INPUT FOR THIS TASK
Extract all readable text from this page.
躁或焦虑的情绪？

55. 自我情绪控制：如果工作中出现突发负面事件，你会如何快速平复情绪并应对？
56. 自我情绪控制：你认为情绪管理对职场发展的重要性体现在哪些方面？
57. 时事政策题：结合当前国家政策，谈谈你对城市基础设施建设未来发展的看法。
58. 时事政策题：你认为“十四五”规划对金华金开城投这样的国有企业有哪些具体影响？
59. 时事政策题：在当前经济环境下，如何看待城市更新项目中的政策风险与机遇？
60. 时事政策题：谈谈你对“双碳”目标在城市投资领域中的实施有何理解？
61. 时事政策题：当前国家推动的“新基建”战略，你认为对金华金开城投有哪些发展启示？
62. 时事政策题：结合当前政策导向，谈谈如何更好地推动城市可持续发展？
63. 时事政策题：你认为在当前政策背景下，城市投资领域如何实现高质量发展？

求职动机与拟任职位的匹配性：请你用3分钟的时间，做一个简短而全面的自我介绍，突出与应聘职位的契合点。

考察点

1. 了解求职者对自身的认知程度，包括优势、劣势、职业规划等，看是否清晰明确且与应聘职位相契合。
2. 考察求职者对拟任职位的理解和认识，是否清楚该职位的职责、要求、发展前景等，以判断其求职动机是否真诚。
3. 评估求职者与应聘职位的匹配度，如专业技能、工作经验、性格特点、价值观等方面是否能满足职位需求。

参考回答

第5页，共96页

DIRECTIVE
Give back all the records exactly as they stand.

RESULT OF THE TASK
Extract all readable text from this page.
躁或焦虑的情绪？

55. 自我情绪控制：如果工作中出现突发负面事件，你会如何快速平复情绪并应对？
56. 自我情绪控制：你认为情绪管理对职场发展的重要性体现在哪些方面？
57. 时事政策题：结合当前国家政策，谈谈你对城市基础设施建设未来发展的看法。
58. 时事政策题：你认为“十四五”规划对金华金开城投这样的国有企业有哪些具体影响？
59. 时事政策题：在当前经济环境下，如何看待城市更新项目中的政策风险与机遇？
60. 时事政策题：谈谈你对“双碳”目标在城市投资领域中的实施有何理解？
61. 时事政策题：当前国家推动的“新基建”战略，你认为对金华金开城投有哪些发展启示？
62. 时事政策题：结合当前政策导向，谈谈如何更好地推动城市可持续发展？
63. 时事政策题：你认为在当前政策背景下，城市投资领域如何实现高质量发展？

求职动机与拟任职位的匹配性：请你用3分钟的时间，做一个简短而全面的自我介绍，突出与应聘职位的契合点。

考察点

1. 了解求职者对自身的认知程度，包括优势、劣势、职业规划等，看是否清晰明确且与应聘职位相契合。
2. 考察求职者对拟任职位的理解和认识，是否清楚该职位的职责、要求、发展前景等，以判断其求职动机是否真诚。
3. 评估求职者与应聘职位的匹配度，如专业技能、工作经验、性格特点、价值观等方面是否能满足职位需求。

参考回答

第5页，共96页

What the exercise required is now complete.